Each entry below is to be extracted exactly.

── EXERCISE INPUTS ──

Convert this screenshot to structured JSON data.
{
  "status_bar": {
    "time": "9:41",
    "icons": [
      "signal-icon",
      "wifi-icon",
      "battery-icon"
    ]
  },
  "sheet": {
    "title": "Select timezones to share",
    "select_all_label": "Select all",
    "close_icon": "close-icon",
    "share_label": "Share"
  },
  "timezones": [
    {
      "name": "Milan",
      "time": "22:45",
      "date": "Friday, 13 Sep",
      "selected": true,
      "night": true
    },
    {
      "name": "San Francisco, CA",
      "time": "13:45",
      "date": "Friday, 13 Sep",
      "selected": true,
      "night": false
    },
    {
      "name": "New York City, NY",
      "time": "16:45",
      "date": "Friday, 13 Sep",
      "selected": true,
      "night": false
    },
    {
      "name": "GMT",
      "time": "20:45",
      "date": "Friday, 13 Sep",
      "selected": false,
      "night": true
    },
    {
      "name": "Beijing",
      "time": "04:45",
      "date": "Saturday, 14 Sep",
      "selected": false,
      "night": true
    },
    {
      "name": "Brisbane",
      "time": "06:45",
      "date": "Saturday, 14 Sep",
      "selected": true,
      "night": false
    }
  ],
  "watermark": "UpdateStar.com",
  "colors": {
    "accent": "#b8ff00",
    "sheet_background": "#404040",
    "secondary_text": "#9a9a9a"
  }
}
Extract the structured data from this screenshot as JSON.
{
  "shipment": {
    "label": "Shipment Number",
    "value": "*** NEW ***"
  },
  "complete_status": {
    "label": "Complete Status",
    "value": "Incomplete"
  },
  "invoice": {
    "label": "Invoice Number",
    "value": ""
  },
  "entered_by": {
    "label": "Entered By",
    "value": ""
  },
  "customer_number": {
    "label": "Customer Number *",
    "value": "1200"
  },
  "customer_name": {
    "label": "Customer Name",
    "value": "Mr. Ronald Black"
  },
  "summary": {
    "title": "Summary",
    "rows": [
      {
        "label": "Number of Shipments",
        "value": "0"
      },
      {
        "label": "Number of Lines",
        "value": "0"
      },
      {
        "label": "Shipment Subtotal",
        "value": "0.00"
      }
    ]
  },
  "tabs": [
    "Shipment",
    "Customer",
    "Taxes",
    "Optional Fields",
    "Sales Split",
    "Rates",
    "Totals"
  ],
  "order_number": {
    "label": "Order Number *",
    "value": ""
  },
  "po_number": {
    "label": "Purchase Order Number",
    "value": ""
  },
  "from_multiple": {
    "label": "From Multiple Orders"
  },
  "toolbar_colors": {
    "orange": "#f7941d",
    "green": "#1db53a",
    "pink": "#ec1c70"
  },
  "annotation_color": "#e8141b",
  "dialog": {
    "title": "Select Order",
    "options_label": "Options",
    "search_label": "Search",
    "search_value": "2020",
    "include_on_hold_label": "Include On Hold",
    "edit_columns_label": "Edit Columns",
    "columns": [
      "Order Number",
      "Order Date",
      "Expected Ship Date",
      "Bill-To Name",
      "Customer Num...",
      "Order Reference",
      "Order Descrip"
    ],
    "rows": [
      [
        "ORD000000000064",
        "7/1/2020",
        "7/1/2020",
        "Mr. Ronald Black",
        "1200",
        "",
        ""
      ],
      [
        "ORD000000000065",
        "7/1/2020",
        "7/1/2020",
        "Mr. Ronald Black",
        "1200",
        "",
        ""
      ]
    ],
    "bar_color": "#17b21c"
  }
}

───

● RESULT:
Convert this screenshot to structured JSON data.
{
  "status_bar": {
    "time": "9:41",
    "icons": [
      "signal-icon",
      "wifi-icon",
      "battery-icon"
    ]
  },
  "sheet": {
    "title": "Select timezones to share",
    "select_all_label": "Select all",
    "close_icon": "close-icon",
    "share_label": "Share"
  },
  "timezones": [
    {
      "name": "Milan",
      "time": "22:45",
      "date": "Friday, 13 Sep",
      "selected": true,
      "night": true
    },
    {
      "name": "San Francisco, CA",
      "time": "13:45",
      "date": "Friday, 13 Sep",
      "selected": true,
      "night": false
    },
    {
      "name": "New York City, NY",
      "time": "16:45",
      "date": "Friday, 13 Sep",
      "selected": true,
      "night": false
    },
    {
      "name": "GMT",
      "time": "20:45",
      "date": "Friday, 13 Sep",
      "selected": false,
      "night": true
    },
    {
      "name": "Beijing",
      "time": "04:45",
      "date": "Saturday, 14 Sep",
      "selected": false,
      "night": true
    },
    {
      "name": "Brisbane",
      "time": "06:45",
      "date": "Saturday, 14 Sep",
      "selected": true,
      "night": false
    }
  ],
  "watermark": "UpdateStar.com",
  "colors": {
    "accent": "#b8ff00",
    "sheet_background": "#404040",
    "secondary_text": "#9a9a9a"
  }
}
Extract the structured data from this screenshot as JSON.
{
  "shipment": {
    "label": "Shipment Number",
    "value": "*** NEW ***"
  },
  "complete_status": {
    "label": "Complete Status",
    "value": "Incomplete"
  },
  "invoice": {
    "label": "Invoice Number",
    "value": ""
  },
  "entered_by": {
    "label": "Entered By",
    "value": ""
  },
  "customer_number": {
    "label": "Customer Number *",
    "value": "1200"
  },
  "customer_name": {
    "label": "Customer Name",
    "value": "Mr. Ronald Black"
  },
  "summary": {
    "title": "Summary",
    "rows": [
      {
        "label": "Number of Shipments",
        "value": "0"
      },
      {
        "label": "Number of Lines",
        "value": "0"
      },
      {
        "label": "Shipment Subtotal",
        "value": "0.00"
      }
    ]
  },
  "tabs": [
    "Shipment",
    "Customer",
    "Taxes",
    "Optional Fields",
    "Sales Split",
    "Rates",
    "Totals"
  ],
  "order_number": {
    "label": "Order Number *",
    "value": ""
  },
  "po_number": {
    "label": "Purchase Order Number",
    "value": ""
  },
  "from_multiple": {
    "label": "From Multiple Orders"
  },
  "toolbar_colors": {
    "orange": "#f7941d",
    "green": "#1db53a",
    "pink": "#ec1c70"
  },
  "annotation_color": "#e8141b",
  "dialog": {
    "title": "Select Order",
    "options_label": "Options",
    "search_label": "Search",
    "search_value": "2020",
    "include_on_hold_label": "Include On Hold",
    "edit_columns_label": "Edit Columns",
    "columns": [
      "Order Number",
      "Order Date",
      "Expected Ship Date",
      "Bill-To Name",
      "Customer Num...",
      "Order Reference",
      "Order Descrip"
    ],
    "rows": [
      [
        "ORD000000000064",
        "7/1/2020",
        "7/1/2020",
        "Mr. Ronald Black",
        "1200",
        "",
        ""
      ],
      [
        "ORD000000000065",
        "7/1/2020",
        "7/1/2020",
        "Mr. Ronald Black",
        "1200",
        "",
        ""
      ]
    ],
    "bar_color": "#17b21c"
  }
}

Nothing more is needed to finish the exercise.